Problem to work on => Identify each line containing the word "sind" and copy it.

Data records:

◆ ◆ ◆

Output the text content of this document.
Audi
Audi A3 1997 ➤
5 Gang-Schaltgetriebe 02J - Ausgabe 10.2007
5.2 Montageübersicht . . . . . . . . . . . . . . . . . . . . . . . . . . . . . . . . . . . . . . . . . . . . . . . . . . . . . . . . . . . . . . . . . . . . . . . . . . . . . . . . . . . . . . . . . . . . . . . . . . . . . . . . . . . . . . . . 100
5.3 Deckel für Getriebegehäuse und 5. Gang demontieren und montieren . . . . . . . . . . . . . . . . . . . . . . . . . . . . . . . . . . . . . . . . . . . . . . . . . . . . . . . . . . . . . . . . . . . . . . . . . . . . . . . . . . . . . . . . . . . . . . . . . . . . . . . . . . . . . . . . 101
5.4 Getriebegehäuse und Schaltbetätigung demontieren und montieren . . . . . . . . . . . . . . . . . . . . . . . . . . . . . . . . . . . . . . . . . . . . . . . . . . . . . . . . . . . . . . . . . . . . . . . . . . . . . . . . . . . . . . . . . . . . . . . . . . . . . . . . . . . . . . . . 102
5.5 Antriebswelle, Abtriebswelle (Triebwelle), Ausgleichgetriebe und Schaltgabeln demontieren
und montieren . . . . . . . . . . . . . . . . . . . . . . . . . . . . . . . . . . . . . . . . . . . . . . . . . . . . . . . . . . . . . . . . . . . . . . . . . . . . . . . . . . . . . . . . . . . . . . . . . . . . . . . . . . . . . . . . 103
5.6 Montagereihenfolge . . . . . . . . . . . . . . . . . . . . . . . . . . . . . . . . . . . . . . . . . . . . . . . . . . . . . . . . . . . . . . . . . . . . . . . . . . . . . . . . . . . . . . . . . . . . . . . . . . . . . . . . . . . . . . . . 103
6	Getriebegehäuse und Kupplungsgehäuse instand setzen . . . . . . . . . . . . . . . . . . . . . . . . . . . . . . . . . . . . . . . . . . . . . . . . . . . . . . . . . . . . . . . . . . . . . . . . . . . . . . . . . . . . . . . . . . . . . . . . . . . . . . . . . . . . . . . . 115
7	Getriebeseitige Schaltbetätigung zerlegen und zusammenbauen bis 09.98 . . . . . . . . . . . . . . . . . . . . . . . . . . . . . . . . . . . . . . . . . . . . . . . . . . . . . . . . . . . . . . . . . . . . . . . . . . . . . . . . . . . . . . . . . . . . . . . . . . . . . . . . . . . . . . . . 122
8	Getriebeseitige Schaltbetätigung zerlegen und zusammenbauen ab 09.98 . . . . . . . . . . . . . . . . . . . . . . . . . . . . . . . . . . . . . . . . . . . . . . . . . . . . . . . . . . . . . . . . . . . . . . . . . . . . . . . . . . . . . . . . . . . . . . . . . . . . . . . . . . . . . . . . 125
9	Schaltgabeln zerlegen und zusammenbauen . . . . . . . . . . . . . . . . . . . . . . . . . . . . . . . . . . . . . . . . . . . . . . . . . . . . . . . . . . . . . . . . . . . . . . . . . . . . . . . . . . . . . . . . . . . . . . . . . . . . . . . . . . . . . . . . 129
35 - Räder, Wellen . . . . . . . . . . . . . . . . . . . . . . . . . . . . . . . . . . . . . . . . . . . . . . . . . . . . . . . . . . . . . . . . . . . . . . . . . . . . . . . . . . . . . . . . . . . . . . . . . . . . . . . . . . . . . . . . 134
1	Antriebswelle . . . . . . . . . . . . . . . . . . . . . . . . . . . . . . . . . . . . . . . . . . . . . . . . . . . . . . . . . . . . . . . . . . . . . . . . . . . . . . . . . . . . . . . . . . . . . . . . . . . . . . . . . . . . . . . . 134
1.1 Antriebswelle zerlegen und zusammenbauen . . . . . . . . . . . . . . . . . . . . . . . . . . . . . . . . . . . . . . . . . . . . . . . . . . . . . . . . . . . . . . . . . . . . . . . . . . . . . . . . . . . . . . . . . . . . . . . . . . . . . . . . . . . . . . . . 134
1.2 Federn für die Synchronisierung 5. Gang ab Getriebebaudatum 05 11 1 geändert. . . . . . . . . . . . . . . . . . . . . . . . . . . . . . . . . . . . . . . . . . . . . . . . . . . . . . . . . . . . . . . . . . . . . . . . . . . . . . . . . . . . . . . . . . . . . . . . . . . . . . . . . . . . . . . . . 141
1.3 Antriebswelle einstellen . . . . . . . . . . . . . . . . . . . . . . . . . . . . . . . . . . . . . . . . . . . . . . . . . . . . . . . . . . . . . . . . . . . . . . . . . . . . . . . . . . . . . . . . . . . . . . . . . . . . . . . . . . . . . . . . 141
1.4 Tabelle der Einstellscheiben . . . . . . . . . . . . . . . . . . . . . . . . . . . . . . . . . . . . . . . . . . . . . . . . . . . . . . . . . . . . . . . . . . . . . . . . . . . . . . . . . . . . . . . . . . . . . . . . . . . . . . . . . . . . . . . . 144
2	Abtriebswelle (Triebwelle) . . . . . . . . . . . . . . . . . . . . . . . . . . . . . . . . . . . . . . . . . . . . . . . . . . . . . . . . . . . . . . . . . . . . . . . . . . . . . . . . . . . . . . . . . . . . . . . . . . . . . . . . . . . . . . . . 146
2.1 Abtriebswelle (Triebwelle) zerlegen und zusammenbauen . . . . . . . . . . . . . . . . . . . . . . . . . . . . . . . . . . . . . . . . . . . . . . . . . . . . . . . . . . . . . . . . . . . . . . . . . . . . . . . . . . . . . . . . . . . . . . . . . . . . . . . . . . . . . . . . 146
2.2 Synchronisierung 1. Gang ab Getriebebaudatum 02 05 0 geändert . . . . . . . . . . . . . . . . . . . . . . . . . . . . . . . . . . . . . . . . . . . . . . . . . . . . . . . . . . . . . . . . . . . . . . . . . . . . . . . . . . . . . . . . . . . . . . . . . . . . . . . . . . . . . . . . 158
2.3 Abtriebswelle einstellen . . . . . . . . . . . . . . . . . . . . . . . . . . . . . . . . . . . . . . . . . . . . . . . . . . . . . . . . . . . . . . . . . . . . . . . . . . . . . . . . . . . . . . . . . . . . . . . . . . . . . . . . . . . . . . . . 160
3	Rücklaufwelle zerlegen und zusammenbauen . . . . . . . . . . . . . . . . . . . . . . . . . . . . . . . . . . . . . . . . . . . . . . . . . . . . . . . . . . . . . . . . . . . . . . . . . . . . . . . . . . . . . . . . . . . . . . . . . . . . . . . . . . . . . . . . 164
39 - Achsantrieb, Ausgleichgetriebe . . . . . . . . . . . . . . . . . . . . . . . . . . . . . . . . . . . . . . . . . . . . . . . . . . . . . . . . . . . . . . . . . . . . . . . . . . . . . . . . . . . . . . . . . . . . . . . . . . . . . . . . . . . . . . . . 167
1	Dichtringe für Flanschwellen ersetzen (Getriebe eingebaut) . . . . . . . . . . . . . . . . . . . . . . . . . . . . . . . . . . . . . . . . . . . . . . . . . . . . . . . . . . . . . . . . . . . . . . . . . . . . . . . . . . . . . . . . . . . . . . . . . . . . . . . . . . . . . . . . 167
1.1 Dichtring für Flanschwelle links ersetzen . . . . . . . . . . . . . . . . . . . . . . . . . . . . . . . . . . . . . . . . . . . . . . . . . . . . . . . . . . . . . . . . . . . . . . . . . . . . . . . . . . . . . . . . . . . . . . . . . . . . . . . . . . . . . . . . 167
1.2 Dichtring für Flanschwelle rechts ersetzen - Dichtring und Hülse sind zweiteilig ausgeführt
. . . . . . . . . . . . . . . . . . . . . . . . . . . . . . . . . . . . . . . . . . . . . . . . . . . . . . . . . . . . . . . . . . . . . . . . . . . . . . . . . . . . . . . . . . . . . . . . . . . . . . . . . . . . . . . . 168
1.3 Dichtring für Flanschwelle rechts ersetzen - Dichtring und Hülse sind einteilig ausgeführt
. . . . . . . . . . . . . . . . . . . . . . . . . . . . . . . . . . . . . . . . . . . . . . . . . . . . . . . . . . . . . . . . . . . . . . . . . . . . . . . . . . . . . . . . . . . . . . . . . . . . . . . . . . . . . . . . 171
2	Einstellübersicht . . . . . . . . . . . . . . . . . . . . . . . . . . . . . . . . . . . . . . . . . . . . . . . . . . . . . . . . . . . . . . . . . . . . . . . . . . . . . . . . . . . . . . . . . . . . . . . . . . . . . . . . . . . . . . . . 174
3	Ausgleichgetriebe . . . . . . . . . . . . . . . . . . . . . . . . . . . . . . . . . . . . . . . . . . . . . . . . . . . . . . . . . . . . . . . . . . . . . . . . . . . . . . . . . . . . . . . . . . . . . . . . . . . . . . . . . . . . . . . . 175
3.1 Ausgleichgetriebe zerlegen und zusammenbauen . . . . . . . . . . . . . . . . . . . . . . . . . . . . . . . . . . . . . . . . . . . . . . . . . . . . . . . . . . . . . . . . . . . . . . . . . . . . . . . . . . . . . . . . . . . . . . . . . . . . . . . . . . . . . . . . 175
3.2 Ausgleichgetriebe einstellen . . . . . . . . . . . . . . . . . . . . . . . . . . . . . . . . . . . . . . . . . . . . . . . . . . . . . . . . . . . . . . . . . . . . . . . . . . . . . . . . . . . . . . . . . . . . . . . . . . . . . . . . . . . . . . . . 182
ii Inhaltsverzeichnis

◆ ◆ ◆

Completed task =>
1.2 Dichtring für Flanschwelle rechts ersetzen - Dichtring und Hülse sind zweiteilig ausgeführt
1.3 Dichtring für Flanschwelle rechts ersetzen - Dichtring und Hülse sind einteilig ausgeführt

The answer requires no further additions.